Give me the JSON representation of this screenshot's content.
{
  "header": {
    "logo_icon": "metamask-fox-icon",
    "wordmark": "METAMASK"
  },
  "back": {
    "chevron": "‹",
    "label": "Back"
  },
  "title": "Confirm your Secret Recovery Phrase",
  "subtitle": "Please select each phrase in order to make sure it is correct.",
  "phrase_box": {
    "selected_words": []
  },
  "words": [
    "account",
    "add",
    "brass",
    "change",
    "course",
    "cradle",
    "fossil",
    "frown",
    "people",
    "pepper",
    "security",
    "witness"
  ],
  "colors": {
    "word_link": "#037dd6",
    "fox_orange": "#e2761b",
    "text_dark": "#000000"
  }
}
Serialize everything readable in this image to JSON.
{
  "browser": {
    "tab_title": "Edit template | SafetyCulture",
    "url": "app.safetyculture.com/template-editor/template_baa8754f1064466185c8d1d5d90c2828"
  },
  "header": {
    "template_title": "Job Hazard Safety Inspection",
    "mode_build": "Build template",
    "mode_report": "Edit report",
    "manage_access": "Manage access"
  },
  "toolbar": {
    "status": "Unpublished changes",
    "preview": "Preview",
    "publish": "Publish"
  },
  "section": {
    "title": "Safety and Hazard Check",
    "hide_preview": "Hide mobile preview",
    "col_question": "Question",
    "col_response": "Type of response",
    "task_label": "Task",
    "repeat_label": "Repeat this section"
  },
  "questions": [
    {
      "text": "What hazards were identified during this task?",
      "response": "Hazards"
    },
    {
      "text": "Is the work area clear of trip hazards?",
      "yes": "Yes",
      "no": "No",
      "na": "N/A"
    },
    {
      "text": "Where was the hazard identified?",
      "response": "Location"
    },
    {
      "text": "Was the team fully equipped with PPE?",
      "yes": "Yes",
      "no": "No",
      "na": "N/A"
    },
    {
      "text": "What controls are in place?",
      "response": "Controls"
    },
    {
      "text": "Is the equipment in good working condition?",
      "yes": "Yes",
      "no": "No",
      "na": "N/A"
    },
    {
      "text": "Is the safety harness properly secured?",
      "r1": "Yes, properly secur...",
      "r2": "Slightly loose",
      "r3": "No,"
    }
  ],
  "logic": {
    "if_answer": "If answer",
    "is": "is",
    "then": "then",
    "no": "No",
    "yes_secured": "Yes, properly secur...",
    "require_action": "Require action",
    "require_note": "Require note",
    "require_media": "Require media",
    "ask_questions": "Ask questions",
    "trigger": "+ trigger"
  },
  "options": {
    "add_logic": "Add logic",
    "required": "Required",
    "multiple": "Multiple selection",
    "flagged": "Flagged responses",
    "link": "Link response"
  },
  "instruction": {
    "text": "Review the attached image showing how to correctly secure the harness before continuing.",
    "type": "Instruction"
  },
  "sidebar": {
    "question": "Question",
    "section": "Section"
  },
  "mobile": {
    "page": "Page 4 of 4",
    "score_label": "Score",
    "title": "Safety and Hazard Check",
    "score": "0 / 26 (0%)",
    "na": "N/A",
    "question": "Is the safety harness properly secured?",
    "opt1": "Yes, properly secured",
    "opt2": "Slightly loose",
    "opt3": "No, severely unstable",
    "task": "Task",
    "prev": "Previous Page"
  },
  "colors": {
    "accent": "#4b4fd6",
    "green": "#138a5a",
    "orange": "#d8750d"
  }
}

....

▶ Aim: List all lines in the material containing the string "What".

▶ Written response:
      "text": "What hazards were identified during this task?",
      "text": "What controls are in place?",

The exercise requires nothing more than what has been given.